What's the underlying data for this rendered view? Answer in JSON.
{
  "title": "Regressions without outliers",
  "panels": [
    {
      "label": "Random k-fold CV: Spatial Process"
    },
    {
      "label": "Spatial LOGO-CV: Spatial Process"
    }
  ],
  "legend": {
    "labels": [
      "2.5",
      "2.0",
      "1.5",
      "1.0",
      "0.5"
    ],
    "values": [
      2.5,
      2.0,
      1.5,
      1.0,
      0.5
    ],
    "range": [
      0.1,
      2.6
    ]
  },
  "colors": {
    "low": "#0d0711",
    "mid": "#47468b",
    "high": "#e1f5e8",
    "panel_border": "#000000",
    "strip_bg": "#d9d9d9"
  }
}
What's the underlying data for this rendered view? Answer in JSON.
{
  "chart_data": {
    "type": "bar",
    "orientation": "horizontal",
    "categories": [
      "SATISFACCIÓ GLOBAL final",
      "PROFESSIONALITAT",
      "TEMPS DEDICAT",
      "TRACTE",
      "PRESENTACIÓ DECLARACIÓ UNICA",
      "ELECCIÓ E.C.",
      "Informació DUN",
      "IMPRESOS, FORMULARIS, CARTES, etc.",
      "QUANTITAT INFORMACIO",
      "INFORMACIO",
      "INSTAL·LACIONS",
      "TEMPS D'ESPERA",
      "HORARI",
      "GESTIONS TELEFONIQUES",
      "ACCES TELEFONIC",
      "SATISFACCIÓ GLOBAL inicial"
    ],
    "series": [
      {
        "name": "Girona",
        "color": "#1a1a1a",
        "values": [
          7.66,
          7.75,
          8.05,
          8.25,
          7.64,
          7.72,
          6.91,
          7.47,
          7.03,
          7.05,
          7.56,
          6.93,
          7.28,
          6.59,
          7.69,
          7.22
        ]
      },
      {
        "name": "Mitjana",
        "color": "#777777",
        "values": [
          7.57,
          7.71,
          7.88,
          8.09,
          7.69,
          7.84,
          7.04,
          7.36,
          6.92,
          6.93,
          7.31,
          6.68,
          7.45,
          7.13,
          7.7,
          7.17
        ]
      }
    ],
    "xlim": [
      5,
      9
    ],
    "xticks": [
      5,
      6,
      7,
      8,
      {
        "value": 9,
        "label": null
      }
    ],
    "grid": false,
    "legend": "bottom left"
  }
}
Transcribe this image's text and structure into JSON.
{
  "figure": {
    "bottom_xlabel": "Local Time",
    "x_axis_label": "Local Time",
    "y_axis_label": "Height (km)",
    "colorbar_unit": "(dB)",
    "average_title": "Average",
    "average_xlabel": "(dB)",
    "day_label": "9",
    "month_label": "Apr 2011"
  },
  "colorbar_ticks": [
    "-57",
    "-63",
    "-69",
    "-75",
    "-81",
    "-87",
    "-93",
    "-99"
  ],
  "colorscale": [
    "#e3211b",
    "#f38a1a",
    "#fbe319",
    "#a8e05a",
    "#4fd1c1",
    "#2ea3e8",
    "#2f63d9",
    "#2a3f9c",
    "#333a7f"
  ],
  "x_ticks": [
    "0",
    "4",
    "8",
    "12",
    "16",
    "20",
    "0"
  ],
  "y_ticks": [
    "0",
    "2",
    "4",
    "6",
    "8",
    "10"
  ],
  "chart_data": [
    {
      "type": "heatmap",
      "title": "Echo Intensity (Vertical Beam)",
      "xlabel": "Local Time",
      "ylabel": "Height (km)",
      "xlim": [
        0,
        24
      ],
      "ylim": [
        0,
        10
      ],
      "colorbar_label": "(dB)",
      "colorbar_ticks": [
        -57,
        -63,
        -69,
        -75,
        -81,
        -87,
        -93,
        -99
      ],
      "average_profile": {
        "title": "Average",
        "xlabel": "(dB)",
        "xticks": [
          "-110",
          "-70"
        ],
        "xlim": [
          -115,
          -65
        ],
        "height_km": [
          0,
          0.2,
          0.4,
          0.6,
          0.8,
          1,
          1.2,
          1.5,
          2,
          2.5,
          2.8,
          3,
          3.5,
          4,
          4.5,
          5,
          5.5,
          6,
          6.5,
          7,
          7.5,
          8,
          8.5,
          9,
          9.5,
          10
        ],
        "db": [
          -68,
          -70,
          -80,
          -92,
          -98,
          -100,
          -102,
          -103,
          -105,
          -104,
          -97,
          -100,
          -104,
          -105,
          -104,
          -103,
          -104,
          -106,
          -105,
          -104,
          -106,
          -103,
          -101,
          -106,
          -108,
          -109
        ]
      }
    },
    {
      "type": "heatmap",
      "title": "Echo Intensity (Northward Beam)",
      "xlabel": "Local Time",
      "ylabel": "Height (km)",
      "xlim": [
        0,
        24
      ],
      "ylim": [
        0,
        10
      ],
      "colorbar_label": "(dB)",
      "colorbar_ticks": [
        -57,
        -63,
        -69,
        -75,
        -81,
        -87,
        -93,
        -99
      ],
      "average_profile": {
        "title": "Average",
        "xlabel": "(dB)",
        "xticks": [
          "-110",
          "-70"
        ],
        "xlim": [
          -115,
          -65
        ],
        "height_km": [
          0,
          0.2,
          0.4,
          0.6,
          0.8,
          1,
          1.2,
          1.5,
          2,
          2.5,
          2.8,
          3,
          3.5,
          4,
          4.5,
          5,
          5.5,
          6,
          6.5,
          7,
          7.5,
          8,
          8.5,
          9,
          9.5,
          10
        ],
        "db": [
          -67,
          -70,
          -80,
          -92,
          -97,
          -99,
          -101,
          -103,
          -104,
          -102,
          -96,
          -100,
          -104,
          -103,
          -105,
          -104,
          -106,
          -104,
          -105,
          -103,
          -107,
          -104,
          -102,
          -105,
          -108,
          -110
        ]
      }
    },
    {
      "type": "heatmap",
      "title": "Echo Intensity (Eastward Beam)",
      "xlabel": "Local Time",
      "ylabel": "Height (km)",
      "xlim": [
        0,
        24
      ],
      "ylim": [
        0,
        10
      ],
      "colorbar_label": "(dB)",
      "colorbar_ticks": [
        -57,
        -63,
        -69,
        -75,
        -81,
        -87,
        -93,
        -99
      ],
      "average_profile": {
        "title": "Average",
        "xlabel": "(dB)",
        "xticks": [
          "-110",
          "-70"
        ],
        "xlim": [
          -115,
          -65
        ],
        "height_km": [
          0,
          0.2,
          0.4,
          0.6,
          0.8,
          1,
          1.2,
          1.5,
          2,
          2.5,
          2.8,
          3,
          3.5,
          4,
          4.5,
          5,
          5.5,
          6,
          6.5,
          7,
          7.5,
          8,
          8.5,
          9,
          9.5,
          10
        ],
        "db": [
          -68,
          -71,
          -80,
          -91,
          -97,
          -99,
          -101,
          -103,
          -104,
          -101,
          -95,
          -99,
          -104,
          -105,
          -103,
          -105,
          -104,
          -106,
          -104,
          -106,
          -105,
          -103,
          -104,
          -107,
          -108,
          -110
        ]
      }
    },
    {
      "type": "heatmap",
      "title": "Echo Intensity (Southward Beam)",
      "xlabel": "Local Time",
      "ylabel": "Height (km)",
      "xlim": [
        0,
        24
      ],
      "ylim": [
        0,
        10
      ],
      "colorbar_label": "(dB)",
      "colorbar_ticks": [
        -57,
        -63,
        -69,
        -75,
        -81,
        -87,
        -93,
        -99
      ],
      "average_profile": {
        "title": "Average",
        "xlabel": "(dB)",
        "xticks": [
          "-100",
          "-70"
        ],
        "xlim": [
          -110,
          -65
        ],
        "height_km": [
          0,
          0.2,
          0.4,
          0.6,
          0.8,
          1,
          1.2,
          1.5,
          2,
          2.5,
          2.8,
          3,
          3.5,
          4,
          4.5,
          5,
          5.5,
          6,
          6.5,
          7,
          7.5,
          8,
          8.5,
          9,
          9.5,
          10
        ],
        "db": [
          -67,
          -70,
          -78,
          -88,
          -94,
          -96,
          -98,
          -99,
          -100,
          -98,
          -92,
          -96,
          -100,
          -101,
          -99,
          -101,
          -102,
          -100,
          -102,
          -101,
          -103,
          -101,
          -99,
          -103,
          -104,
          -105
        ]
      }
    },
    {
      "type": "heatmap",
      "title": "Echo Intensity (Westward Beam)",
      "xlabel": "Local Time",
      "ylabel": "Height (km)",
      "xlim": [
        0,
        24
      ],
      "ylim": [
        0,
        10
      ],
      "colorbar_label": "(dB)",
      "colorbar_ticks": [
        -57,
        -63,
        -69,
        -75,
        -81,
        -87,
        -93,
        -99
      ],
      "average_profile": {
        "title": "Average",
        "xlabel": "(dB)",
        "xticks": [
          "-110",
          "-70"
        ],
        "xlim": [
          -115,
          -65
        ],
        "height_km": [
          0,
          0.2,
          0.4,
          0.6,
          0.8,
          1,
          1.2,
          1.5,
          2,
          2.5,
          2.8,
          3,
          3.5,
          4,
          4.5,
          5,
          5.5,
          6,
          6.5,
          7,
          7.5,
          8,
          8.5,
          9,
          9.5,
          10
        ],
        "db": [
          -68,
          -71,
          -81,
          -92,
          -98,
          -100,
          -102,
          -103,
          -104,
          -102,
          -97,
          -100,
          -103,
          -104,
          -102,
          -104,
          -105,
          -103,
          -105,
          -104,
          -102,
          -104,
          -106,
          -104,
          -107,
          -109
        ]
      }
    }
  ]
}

**EXERCISE DIRECTIONS**
Lines that hold "SATISFACCIÓ" are the ones to copy; find all of them.

**CORRECT ANSWER**
      "SATISFACCIÓ GLOBAL final",
      "SATISFACCIÓ GLOBAL inicial"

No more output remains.